→ **EXERCISE DIRECTIONS**
Quote the records that follow in full and exactly; leave out the pictures.

Records contained in a dataset:
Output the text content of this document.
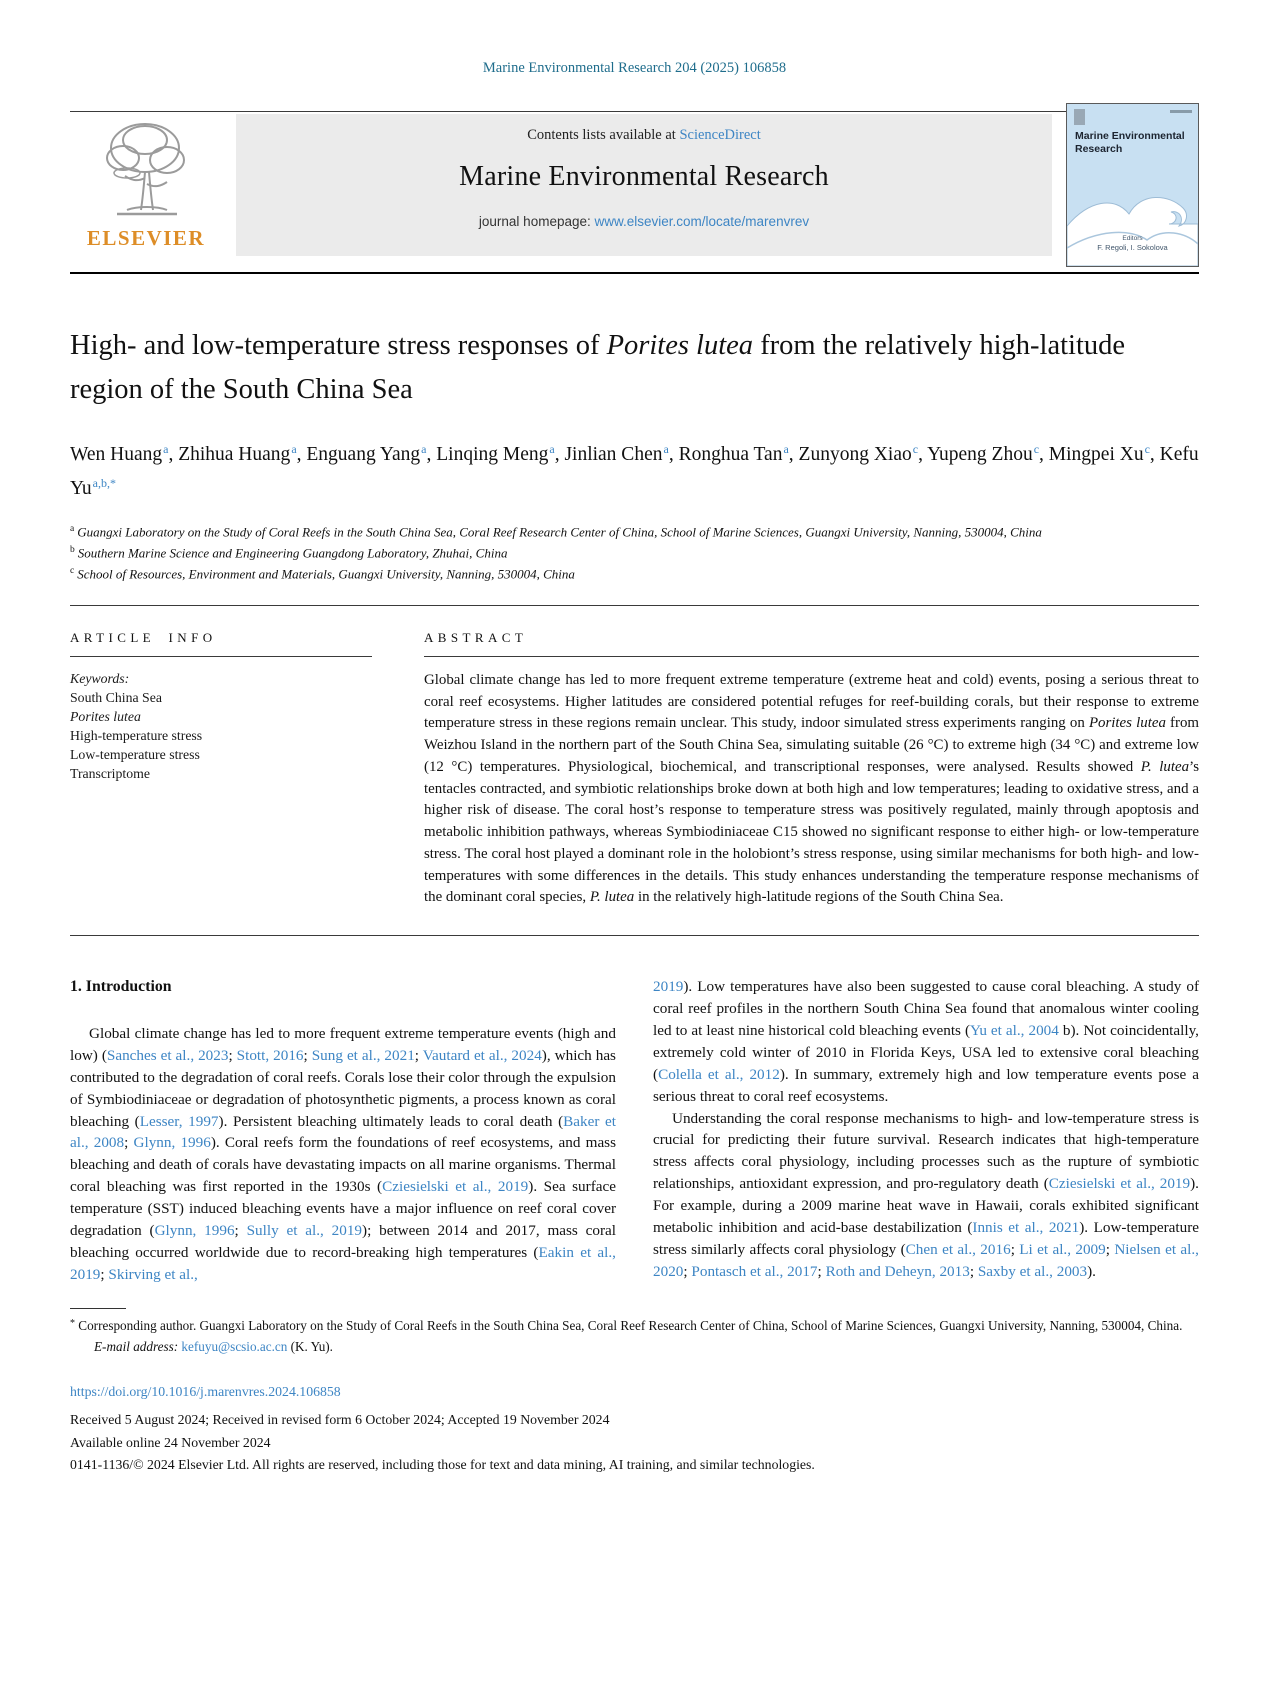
Marine Environmental Research 204 (2025) 106858
ELSEVIER
Contents lists available at ScienceDirect
Marine Environmental Research
journal homepage: www.elsevier.com/locate/marenvrev
Marine Environmental Research
Editors
F. Regoli, I. Sokolova
High- and low-temperature stress responses of Porites lutea from the relatively high-latitude region of the South China Sea
Wen Huang$^a$, Zhihua Huang$^a$, Enguang Yang$^a$, Linqing Meng$^a$, Jinlian Chen$^a$, Ronghua Tan$^a$, Zunyong Xiao$^c$, Yupeng Zhou$^c$, Mingpei Xu$^c$, Kefu $Yu^{a,b,*}$
$^a$ Guangxi Laboratory on the Study of Coral Reefs in the South China Sea, Coral Reef Research Center of China, School of Marine Sciences, Guangxi University, Nanning, 530004, China
$^b$ Southern Marine Science and Engineering Guangdong Laboratory, Zhuhai, China
$^c$ School of Resources, Environment and Materials, Guangxi University, Nanning, 530004, China
ARTICLE INFO
Keywords:
South China Sea
Porites lutea
High-temperature stress
Low-temperature stress
Transcriptome
ABSTRACT
Global climate change has led to more frequent extreme temperature (extreme heat and cold) events, posing a serious threat to coral reef ecosystems. Higher latitudes are considered potential refuges for reef-building corals, but their response to extreme temperature stress in these regions remain unclear. This study, indoor simulated stress experiments ranging on Porites lutea from Weizhou Island in the northern part of the South China Sea, simulating suitable (26 °C) to extreme high (34 °C) and extreme low (12 °C) temperatures. Physiological, biochemical, and transcriptional responses, were analysed. Results showed P. lutea’s tentacles contracted, and symbiotic relationships broke down at both high and low temperatures; leading to oxidative stress, and a higher risk of disease. The coral host’s response to temperature stress was positively regulated, mainly through apoptosis and metabolic inhibition pathways, whereas Symbiodiniaceae C15 showed no significant response to either high- or low-temperature stress. The coral host played a dominant role in the holobiont’s stress response, using similar mechanisms for both high- and low-temperatures with some differences in the details. This study enhances understanding the temperature response mechanisms of the dominant coral species, P. lutea in the relatively high-latitude regions of the South China Sea.
1. Introduction

Global climate change has led to more frequent extreme temperature events (high and low) (Sanches et al., 2023; Stott, 2016; Sung et al., 2021; Vautard et al., 2024), which has contributed to the degradation of coral reefs. Corals lose their color through the expulsion of Symbiodiniaceae or degradation of photosynthetic pigments, a process known as coral bleaching (Lesser, 1997). Persistent bleaching ultimately leads to coral death (Baker et al., 2008; Glynn, 1996). Coral reefs form the foundations of reef ecosystems, and mass bleaching and death of corals have devastating impacts on all marine organisms. Thermal coral bleaching was first reported in the 1930s (Cziesielski et al., 2019). Sea surface temperature (SST) induced bleaching events have a major influence on reef coral cover degradation (Glynn, 1996; Sully et al., 2019); between 2014 and 2017, mass coral bleaching occurred worldwide due to record-breaking high temperatures (Eakin et al., 2019; Skirving et al.,

* Corresponding author. Guangxi Laboratory on the Study of Coral Reefs in the South China Sea, Coral Reef Research Center of China, School of Marine Sciences, Guangxi University, Nanning, 530004, China.
E-mail address: kefuyu@scsio.ac.cn (K. Yu).
https://doi.org/10.1016/j.marenvres.2024.106858
Received 5 August 2024; Received in revised form 6 October 2024; Accepted 19 November 2024
Available online 24 November 2024
0141-1136/© 2024 Elsevier Ltd. All rights are reserved, including those for text and data mining, AI training, and similar technologies.

2019). Low temperatures have also been suggested to cause coral bleaching. A study of coral reef profiles in the northern South China Sea found that anomalous winter cooling led to at least nine historical cold bleaching events (Yu et al., 2004 b). Not coincidentally, extremely cold winter of 2010 in Florida Keys, USA led to extensive coral bleaching (Colella et al., 2012). In summary, extremely high and low temperature events pose a serious threat to coral reef ecosystems.

Understanding the coral response mechanisms to high- and low-temperature stress is crucial for predicting their future survival. Research indicates that high-temperature stress affects coral physiology, including processes such as the rupture of symbiotic relationships, antioxidant expression, and pro-regulatory death (Cziesielski et al., 2019). For example, during a 2009 marine heat wave in Hawaii, corals exhibited significant metabolic inhibition and acid-base destabilization (Innis et al., 2021). Low-temperature stress similarly affects coral physiology (Chen et al., 2016; Li et al., 2009; Nielsen et al., 2020; Pontasch et al., 2017; Roth and Deheyn, 2013; Saxby et al., 2003).
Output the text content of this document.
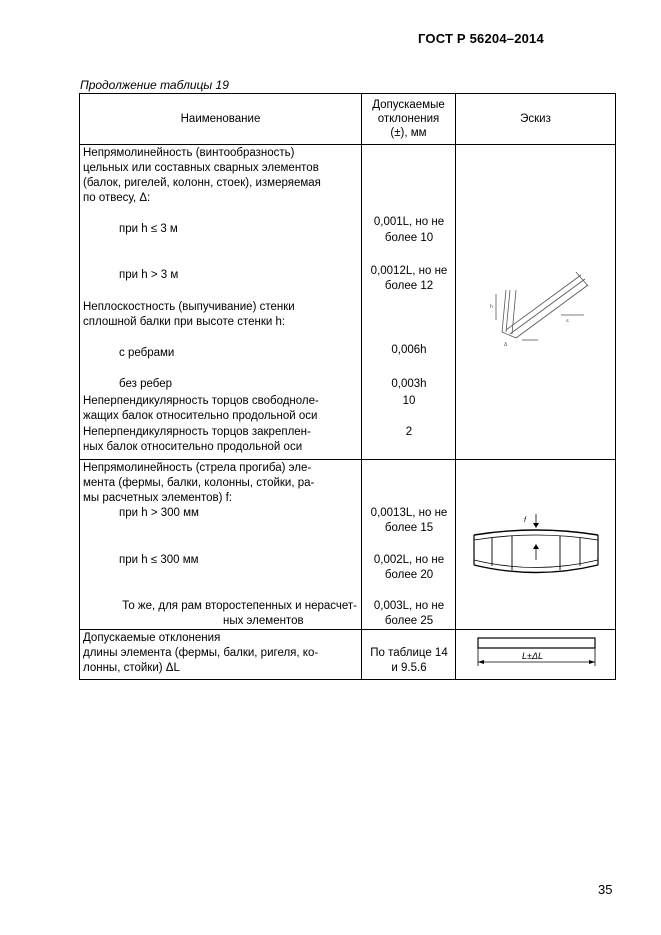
ГОСТ Р 56204–2014
Продолжение таблицы 19
Наименование
Допускаемые
отклонения
(±), мм
Эскиз
Непрямолинейность (винтообразность)
цельных или составных сварных элементов
(балок, ригелей, колонн, стоек), измеряемая
по отвесу, Δ:
при h ≤ 3 м
при h > 3 м
Неплоскостность (выпучивание) стенки
сплошной балки при высоте стенки h:
с ребрами
без ребер
Неперпендикулярность торцов свободноле-
жащих балок относительно продольной оси
Неперпендикулярность торцов закреплен-
ных балок относительно продольной оси
0,001L, но не
более 10
0,0012L, но не
более 12
0,006h
0,003h
10
2
h
Δ
≤
Непрямолинейность (стрела прогиба) эле-
мента (фермы, балки, колонны, стойки, ра-
мы расчетных элементов) f:
при h > 300 мм
при h ≤ 300 мм
То же, для рам второстепенных и нерасчет-
ных элементов
0,0013L, но не
более 15
0,002L, но не
более 20
0,003L, но не
более 25
f
Допускаемые отклонения
длины элемента (фермы, балки, ригеля, ко-
лонны, стойки) ΔL
По таблице 14
и 9.5.6
L±ΔL
35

→ **WORKED SOLUTION**
Output the text content of this document.
Marine Environmental Research 204 (2025) 106858
ELSEVIER
Contents lists available at ScienceDirect
Marine Environmental Research
journal homepage: www.elsevier.com/locate/marenvrev
Marine Environmental Research
Editors
F. Regoli, I. Sokolova
High- and low-temperature stress responses of Porites lutea from the relatively high-latitude region of the South China Sea
Wen Huang$^a$, Zhihua Huang$^a$, Enguang Yang$^a$, Linqing Meng$^a$, Jinlian Chen$^a$, Ronghua Tan$^a$, Zunyong Xiao$^c$, Yupeng Zhou$^c$, Mingpei Xu$^c$, Kefu $Yu^{a,b,*}$
$^a$ Guangxi Laboratory on the Study of Coral Reefs in the South China Sea, Coral Reef Research Center of China, School of Marine Sciences, Guangxi University, Nanning, 530004, China
$^b$ Southern Marine Science and Engineering Guangdong Laboratory, Zhuhai, China
$^c$ School of Resources, Environment and Materials, Guangxi University, Nanning, 530004, China
ARTICLE INFO
Keywords:
South China Sea
Porites lutea
High-temperature stress
Low-temperature stress
Transcriptome
ABSTRACT
Global climate change has led to more frequent extreme temperature (extreme heat and cold) events, posing a serious threat to coral reef ecosystems. Higher latitudes are considered potential refuges for reef-building corals, but their response to extreme temperature stress in these regions remain unclear. This study, indoor simulated stress experiments ranging on Porites lutea from Weizhou Island in the northern part of the South China Sea, simulating suitable (26 °C) to extreme high (34 °C) and extreme low (12 °C) temperatures. Physiological, biochemical, and transcriptional responses, were analysed. Results showed P. lutea’s tentacles contracted, and symbiotic relationships broke down at both high and low temperatures; leading to oxidative stress, and a higher risk of disease. The coral host’s response to temperature stress was positively regulated, mainly through apoptosis and metabolic inhibition pathways, whereas Symbiodiniaceae C15 showed no significant response to either high- or low-temperature stress. The coral host played a dominant role in the holobiont’s stress response, using similar mechanisms for both high- and low-temperatures with some differences in the details. This study enhances understanding the temperature response mechanisms of the dominant coral species, P. lutea in the relatively high-latitude regions of the South China Sea.
1. Introduction

Global climate change has led to more frequent extreme temperature events (high and low) (Sanches et al., 2023; Stott, 2016; Sung et al., 2021; Vautard et al., 2024), which has contributed to the degradation of coral reefs. Corals lose their color through the expulsion of Symbiodiniaceae or degradation of photosynthetic pigments, a process known as coral bleaching (Lesser, 1997). Persistent bleaching ultimately leads to coral death (Baker et al., 2008; Glynn, 1996). Coral reefs form the foundations of reef ecosystems, and mass bleaching and death of corals have devastating impacts on all marine organisms. Thermal coral bleaching was first reported in the 1930s (Cziesielski et al., 2019). Sea surface temperature (SST) induced bleaching events have a major influence on reef coral cover degradation (Glynn, 1996; Sully et al., 2019); between 2014 and 2017, mass coral bleaching occurred worldwide due to record-breaking high temperatures (Eakin et al., 2019; Skirving et al.,

* Corresponding author. Guangxi Laboratory on the Study of Coral Reefs in the South China Sea, Coral Reef Research Center of China, School of Marine Sciences, Guangxi University, Nanning, 530004, China.
E-mail address: kefuyu@scsio.ac.cn (K. Yu).
https://doi.org/10.1016/j.marenvres.2024.106858
Received 5 August 2024; Received in revised form 6 October 2024; Accepted 19 November 2024
Available online 24 November 2024
0141-1136/© 2024 Elsevier Ltd. All rights are reserved, including those for text and data mining, AI training, and similar technologies.

2019). Low temperatures have also been suggested to cause coral bleaching. A study of coral reef profiles in the northern South China Sea found that anomalous winter cooling led to at least nine historical cold bleaching events (Yu et al., 2004 b). Not coincidentally, extremely cold winter of 2010 in Florida Keys, USA led to extensive coral bleaching (Colella et al., 2012). In summary, extremely high and low temperature events pose a serious threat to coral reef ecosystems.

Understanding the coral response mechanisms to high- and low-temperature stress is crucial for predicting their future survival. Research indicates that high-temperature stress affects coral physiology, including processes such as the rupture of symbiotic relationships, antioxidant expression, and pro-regulatory death (Cziesielski et al., 2019). For example, during a 2009 marine heat wave in Hawaii, corals exhibited significant metabolic inhibition and acid-base destabilization (Innis et al., 2021). Low-temperature stress similarly affects coral physiology (Chen et al., 2016; Li et al., 2009; Nielsen et al., 2020; Pontasch et al., 2017; Roth and Deheyn, 2013; Saxby et al., 2003).
Output the text content of this document.
ГОСТ Р 56204–2014
Продолжение таблицы 19
Наименование
Допускаемые
отклонения
(±), мм
Эскиз
Непрямолинейность (винтообразность)
цельных или составных сварных элементов
(балок, ригелей, колонн, стоек), измеряемая
по отвесу, Δ:
при h ≤ 3 м
при h > 3 м
Неплоскостность (выпучивание) стенки
сплошной балки при высоте стенки h:
с ребрами
без ребер
Неперпендикулярность торцов свободноле-
жащих балок относительно продольной оси
Неперпендикулярность торцов закреплен-
ных балок относительно продольной оси
0,001L, но не
более 10
0,0012L, но не
более 12
0,006h
0,003h
10
2
h
Δ
≤
Непрямолинейность (стрела прогиба) эле-
мента (фермы, балки, колонны, стойки, ра-
мы расчетных элементов) f:
при h > 300 мм
при h ≤ 300 мм
То же, для рам второстепенных и нерасчет-
ных элементов
0,0013L, но не
более 15
0,002L, но не
более 20
0,003L, но не
более 25
f
Допускаемые отклонения
длины элемента (фермы, балки, ригеля, ко-
лонны, стойки) ΔL
По таблице 14
и 9.5.6
L±ΔL
35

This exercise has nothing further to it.